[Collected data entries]

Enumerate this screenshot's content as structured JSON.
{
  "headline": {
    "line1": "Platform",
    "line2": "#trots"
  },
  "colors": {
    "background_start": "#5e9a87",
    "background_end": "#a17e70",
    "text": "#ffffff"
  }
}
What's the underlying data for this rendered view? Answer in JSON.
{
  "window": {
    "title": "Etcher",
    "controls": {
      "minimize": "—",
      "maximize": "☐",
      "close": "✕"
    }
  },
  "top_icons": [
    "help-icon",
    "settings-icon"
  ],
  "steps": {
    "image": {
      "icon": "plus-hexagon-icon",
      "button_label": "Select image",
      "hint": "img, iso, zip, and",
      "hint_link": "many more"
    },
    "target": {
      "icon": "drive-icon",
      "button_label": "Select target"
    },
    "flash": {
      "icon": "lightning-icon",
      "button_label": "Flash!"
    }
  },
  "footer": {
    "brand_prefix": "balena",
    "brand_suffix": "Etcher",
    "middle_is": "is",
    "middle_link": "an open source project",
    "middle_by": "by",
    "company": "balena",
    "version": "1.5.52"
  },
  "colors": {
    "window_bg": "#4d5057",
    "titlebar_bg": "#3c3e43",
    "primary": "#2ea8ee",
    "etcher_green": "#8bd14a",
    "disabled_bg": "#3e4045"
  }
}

* The task: Extract every line above exactly as it stands.

* Solution for this task:
Enumerate this screenshot's content as structured JSON.
{
  "headline": {
    "line1": "Platform",
    "line2": "#trots"
  },
  "colors": {
    "background_start": "#5e9a87",
    "background_end": "#a17e70",
    "text": "#ffffff"
  }
}
What's the underlying data for this rendered view? Answer in JSON.
{
  "window": {
    "title": "Etcher",
    "controls": {
      "minimize": "—",
      "maximize": "☐",
      "close": "✕"
    }
  },
  "top_icons": [
    "help-icon",
    "settings-icon"
  ],
  "steps": {
    "image": {
      "icon": "plus-hexagon-icon",
      "button_label": "Select image",
      "hint": "img, iso, zip, and",
      "hint_link": "many more"
    },
    "target": {
      "icon": "drive-icon",
      "button_label": "Select target"
    },
    "flash": {
      "icon": "lightning-icon",
      "button_label": "Flash!"
    }
  },
  "footer": {
    "brand_prefix": "balena",
    "brand_suffix": "Etcher",
    "middle_is": "is",
    "middle_link": "an open source project",
    "middle_by": "by",
    "company": "balena",
    "version": "1.5.52"
  },
  "colors": {
    "window_bg": "#4d5057",
    "titlebar_bg": "#3c3e43",
    "primary": "#2ea8ee",
    "etcher_green": "#8bd14a",
    "disabled_bg": "#3e4045"
  }
}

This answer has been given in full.